Task instructions:
Write the data out again exactly, dropping any images it holds.

The records:

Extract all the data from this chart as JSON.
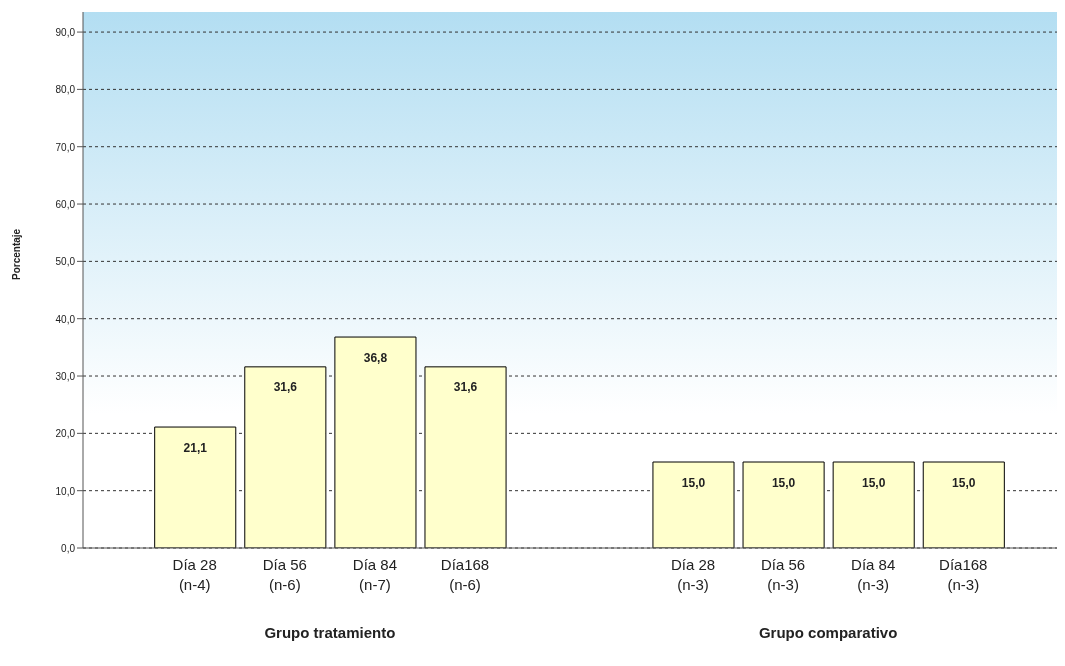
{
  "chart_data": {
    "type": "bar",
    "ylabel": "Porcentaje",
    "categories": [
      "Día 28\n(n-4)",
      "Día 56\n(n-6)",
      "Día 84\n(n-7)",
      "Día168\n(n-6)",
      "Día 28\n(n-3)",
      "Día 56\n(n-3)",
      "Día 84\n(n-3)",
      "Día168\n(n-3)"
    ],
    "values": [
      21.1,
      31.6,
      36.8,
      31.6,
      15.0,
      15.0,
      15.0,
      15.0
    ],
    "color": "#ffffcc",
    "value_labels": [
      "21,1",
      "31,6",
      "36,8",
      "31,6",
      "15,0",
      "15,0",
      "15,0",
      "15,0"
    ],
    "ylim": [
      0,
      93.5
    ],
    "yticks": [
      {
        "value": 0,
        "label": "0,0"
      },
      {
        "value": 10,
        "label": "10,0"
      },
      {
        "value": 20,
        "label": "20,0"
      },
      {
        "value": 30,
        "label": "30,0"
      },
      {
        "value": 40,
        "label": "40,0"
      },
      {
        "value": 50,
        "label": "50,0"
      },
      {
        "value": 60,
        "label": "60,0"
      },
      {
        "value": 70,
        "label": "70,0"
      },
      {
        "value": 80,
        "label": "80,0"
      },
      {
        "value": 90,
        "label": "90,0"
      }
    ],
    "grid": "y",
    "annotations": [
      "Grupo tratamiento",
      "Grupo comparativo"
    ]
  }
}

Output of the exercise:
Extract all the data from this chart as JSON.
{
  "chart_data": {
    "type": "bar",
    "ylabel": "Porcentaje",
    "categories": [
      "Día 28\n(n-4)",
      "Día 56\n(n-6)",
      "Día 84\n(n-7)",
      "Día168\n(n-6)",
      "Día 28\n(n-3)",
      "Día 56\n(n-3)",
      "Día 84\n(n-3)",
      "Día168\n(n-3)"
    ],
    "values": [
      21.1,
      31.6,
      36.8,
      31.6,
      15.0,
      15.0,
      15.0,
      15.0
    ],
    "color": "#ffffcc",
    "value_labels": [
      "21,1",
      "31,6",
      "36,8",
      "31,6",
      "15,0",
      "15,0",
      "15,0",
      "15,0"
    ],
    "ylim": [
      0,
      93.5
    ],
    "yticks": [
      {
        "value": 0,
        "label": "0,0"
      },
      {
        "value": 10,
        "label": "10,0"
      },
      {
        "value": 20,
        "label": "20,0"
      },
      {
        "value": 30,
        "label": "30,0"
      },
      {
        "value": 40,
        "label": "40,0"
      },
      {
        "value": 50,
        "label": "50,0"
      },
      {
        "value": 60,
        "label": "60,0"
      },
      {
        "value": 70,
        "label": "70,0"
      },
      {
        "value": 80,
        "label": "80,0"
      },
      {
        "value": 90,
        "label": "90,0"
      }
    ],
    "grid": "y",
    "annotations": [
      "Grupo tratamiento",
      "Grupo comparativo"
    ]
  }
}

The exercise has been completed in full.